■ **SELECTED PASSAGE**:
_ _ _ _ _

Yet a new study in JAMA Internal Medicine found there was essentially no difference in use of low-value services in Medicare Advantage programs compared to seniors who remain in the traditional fee-for-service Medicare program. The researchers also discovered neither group showed a decline in unnecessary care with the sole exception of cancer screening in the very old, which fell in both groups.
The authors offer a variety of possible explanations for why MA plans failed to reduce unnecessary care. Most such services are relatively low-cost, thus the potential for savings is low, they noted. Plans are more interested in raising their quality scores, which helps them attract more customers. And physicians working for MA plans are still on fee-for-service reimbursement, which means eliminating unnecessary services reduces their income.
Indeed, use of low-value services was actually higher for individuals enrolled in MA plans, although the differences weren’t statistically significant. CMS should “reconsider the design of financial incentives in the traditional Medicare and Medicare Advantage programs,” the authors concluded.
… And its costs are rising faster than traditional Medicare
In 2019, Medicare Advantage cost-per-enrollee soared 6.3% compared to just 2.4% for fee-for-service Medicare. It was the fourth year in a row that its cost growth exceeded the traditional program, according to a recent blog post on the Health Affairs website.
That’s odd, the authors note, since CMS is already paying MA plans more than the average cost of care for beneficiaries in the traditional program (101% to 104%, according to a recent Medicare Payment Advisory Commission report). Moreover, the average pretax margin for MA plans is 5.2%, and, according to health insurers, MA plans spend 20% to 40% less on care than traditional Medicare.
Is that because MA plans pay providers less, skimp on care or improve the care coordination that reduces preventable hospitalizations? “We don’t know,” journalist Ken Terry and Leavitt Partners consultant David Muhlestein write.

_ _ _ _ _

■ **Saved entries**:

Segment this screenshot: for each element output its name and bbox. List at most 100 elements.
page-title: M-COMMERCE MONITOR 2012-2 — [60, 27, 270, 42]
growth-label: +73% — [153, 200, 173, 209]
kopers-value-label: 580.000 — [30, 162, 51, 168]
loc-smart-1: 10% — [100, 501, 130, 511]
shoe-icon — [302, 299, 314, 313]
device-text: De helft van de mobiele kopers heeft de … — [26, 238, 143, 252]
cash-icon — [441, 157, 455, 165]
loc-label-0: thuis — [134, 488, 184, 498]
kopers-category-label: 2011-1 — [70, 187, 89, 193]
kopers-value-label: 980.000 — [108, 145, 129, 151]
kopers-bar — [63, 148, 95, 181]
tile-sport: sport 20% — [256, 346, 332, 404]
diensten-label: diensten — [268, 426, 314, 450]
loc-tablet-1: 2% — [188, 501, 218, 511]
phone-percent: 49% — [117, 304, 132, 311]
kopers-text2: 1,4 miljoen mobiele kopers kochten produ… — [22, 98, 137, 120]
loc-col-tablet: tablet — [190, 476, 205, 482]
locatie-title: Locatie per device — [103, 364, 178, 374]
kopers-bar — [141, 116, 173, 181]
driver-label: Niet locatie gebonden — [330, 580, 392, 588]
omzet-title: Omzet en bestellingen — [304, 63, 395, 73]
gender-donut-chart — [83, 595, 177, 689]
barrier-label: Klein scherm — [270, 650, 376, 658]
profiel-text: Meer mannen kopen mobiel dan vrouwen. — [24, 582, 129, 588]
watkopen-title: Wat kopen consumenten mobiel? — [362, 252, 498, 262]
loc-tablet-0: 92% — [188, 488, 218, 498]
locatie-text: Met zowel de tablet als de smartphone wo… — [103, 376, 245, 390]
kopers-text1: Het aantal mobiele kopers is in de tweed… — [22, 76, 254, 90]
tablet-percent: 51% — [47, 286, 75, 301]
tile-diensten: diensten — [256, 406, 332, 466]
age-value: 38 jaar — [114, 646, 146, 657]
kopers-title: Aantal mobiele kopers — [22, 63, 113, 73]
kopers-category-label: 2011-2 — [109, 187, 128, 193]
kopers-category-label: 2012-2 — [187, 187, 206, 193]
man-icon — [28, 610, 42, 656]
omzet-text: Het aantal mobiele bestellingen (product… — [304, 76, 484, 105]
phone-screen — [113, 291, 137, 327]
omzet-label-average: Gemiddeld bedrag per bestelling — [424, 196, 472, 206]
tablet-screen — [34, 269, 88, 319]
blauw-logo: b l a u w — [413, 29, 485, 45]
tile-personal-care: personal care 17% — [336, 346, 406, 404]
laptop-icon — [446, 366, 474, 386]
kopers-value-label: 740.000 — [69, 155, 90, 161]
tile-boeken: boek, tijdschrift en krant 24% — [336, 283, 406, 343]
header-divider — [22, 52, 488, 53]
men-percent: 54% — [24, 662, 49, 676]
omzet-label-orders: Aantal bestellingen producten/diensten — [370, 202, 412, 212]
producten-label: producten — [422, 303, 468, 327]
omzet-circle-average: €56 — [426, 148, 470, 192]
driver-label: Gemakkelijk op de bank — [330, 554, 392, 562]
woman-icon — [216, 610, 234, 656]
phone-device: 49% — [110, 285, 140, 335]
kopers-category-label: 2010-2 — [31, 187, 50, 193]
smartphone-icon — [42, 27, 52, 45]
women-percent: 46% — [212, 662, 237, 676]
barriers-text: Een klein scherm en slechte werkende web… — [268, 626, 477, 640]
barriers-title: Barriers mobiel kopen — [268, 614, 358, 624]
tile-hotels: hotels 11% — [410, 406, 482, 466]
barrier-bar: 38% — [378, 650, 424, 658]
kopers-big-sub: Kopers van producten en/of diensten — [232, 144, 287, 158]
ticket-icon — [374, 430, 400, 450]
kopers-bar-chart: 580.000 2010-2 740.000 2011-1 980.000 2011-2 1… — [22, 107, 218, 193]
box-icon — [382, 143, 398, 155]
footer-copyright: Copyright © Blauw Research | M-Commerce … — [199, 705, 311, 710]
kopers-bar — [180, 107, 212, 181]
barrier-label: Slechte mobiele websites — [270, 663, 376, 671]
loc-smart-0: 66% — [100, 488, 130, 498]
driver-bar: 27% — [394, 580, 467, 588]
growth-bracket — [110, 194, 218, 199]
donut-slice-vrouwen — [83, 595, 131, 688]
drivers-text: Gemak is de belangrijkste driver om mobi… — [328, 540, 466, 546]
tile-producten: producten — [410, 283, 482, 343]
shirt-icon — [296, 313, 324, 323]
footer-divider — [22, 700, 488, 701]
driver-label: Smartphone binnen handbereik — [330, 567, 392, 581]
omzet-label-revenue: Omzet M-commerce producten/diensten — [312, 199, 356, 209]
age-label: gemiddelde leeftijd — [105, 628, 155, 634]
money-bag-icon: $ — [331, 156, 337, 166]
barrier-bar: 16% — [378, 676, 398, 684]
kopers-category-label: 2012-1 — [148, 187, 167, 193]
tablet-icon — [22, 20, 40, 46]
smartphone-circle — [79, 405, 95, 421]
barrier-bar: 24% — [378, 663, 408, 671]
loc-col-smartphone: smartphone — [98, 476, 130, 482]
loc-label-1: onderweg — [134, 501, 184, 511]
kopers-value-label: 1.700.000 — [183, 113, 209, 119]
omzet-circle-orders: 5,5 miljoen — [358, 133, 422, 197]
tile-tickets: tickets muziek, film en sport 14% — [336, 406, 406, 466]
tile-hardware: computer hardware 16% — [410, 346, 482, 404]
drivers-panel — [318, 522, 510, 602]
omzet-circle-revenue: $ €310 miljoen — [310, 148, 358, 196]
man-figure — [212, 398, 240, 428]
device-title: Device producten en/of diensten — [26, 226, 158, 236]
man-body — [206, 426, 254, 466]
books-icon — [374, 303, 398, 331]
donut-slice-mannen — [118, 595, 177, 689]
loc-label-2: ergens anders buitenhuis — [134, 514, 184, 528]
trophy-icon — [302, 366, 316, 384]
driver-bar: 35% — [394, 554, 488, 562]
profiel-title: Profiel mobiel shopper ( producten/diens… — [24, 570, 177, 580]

_ _ _ _ _

■ **PROBLEMS TO WORK ON**:
1. List each possible explanation that the authors offer in the passage on Medicare Advantage for why MA plans failed to reduce unnecessary care.
2. Reproduce the passage on Medicare Advantage from "Yet a new study" to "in both groups." word for word.

■ **SOLUTIONS TO THE EXERCISE**:
1.
- Most such services are relatively low-cost, so the potential for savings is low.
- Plans are more interested in raising their quality scores, which helps them attract more customers.
- Physicians working for MA plans are still on fee-for-service reimbursement, so eliminating unnecessary services reduces their income.

2.
Yet a new study in JAMA Internal Medicine found there was essentially no difference in use of low-value services in Medicare Advantage programs compared to seniors who remain in the traditional fee-for-service Medicare program. The researchers also discovered neither group showed a decline in unnecessary care with the sole exception of cancer screening in the very old, which fell in both groups.